:: Stated problem ::
Every line holding the string "Режима" should be gathered.

(Excerpt from a dataset)
--

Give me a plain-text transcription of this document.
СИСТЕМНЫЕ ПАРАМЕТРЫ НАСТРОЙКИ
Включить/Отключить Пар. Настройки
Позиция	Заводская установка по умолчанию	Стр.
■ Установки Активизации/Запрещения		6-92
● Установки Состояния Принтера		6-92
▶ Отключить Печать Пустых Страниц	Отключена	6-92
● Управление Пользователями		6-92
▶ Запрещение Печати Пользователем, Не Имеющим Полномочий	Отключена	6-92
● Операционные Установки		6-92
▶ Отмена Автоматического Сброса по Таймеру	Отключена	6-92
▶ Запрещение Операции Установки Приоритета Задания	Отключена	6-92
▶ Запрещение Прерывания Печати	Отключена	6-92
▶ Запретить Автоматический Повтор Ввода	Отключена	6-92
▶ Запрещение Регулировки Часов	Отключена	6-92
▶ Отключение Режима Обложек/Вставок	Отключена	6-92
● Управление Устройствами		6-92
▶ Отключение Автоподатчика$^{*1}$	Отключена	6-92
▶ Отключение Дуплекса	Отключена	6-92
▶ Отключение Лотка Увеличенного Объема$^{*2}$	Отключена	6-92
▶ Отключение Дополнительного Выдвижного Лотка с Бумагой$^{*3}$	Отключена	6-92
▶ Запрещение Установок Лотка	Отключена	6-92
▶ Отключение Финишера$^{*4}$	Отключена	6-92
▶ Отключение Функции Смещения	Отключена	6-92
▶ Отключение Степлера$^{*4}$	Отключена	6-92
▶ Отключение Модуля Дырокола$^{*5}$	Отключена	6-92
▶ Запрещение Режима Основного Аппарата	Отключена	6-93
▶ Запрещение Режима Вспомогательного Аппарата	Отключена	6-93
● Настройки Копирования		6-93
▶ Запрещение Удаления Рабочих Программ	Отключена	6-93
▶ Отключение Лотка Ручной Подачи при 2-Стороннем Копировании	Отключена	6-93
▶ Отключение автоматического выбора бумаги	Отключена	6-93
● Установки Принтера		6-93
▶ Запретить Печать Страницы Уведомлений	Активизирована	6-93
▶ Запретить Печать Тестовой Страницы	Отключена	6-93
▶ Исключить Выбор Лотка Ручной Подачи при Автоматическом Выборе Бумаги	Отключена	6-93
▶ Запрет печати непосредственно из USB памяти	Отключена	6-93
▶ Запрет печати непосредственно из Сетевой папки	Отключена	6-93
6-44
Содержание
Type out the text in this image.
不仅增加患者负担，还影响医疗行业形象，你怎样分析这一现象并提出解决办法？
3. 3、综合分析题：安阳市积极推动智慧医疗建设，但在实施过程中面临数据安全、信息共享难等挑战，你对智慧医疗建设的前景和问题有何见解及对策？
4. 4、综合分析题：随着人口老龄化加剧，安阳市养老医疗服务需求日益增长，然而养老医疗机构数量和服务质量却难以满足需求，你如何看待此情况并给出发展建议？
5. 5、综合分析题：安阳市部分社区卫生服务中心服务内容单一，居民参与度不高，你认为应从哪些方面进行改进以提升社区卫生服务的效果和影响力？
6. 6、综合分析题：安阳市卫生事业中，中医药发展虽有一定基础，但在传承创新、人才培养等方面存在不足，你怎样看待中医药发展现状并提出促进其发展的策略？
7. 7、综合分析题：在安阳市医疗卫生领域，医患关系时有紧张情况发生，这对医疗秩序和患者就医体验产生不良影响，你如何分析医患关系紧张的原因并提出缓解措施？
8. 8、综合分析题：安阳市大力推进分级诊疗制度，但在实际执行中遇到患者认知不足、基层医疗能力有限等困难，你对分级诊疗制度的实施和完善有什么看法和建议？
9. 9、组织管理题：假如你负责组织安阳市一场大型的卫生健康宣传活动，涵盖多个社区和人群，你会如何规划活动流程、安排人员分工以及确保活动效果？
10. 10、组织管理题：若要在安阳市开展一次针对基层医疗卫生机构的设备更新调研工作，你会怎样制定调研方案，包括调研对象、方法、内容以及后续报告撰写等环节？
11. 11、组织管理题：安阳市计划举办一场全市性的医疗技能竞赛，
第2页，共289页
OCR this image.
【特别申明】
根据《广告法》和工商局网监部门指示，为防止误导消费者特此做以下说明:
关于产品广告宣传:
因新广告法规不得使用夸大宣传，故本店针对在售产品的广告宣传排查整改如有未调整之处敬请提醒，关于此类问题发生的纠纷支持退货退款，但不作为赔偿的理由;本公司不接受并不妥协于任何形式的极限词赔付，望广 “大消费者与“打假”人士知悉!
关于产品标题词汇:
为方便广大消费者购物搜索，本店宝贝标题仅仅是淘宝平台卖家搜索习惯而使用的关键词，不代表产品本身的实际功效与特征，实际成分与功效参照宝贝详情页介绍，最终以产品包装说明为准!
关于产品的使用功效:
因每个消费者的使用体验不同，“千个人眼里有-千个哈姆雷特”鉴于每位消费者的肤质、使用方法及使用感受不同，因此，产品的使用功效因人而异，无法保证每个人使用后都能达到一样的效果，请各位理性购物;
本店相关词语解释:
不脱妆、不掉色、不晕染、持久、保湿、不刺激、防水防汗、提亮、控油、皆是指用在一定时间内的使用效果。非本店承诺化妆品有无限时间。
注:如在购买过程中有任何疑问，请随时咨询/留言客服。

--

:: Expected answer ::
▶ Отключение Режима Обложек/Вставок	Отключена	6-92
▶ Запрещение Режима Основного Аппарата	Отключена	6-93
▶ Запрещение Режима Вспомогательного Аппарата	Отключена	6-93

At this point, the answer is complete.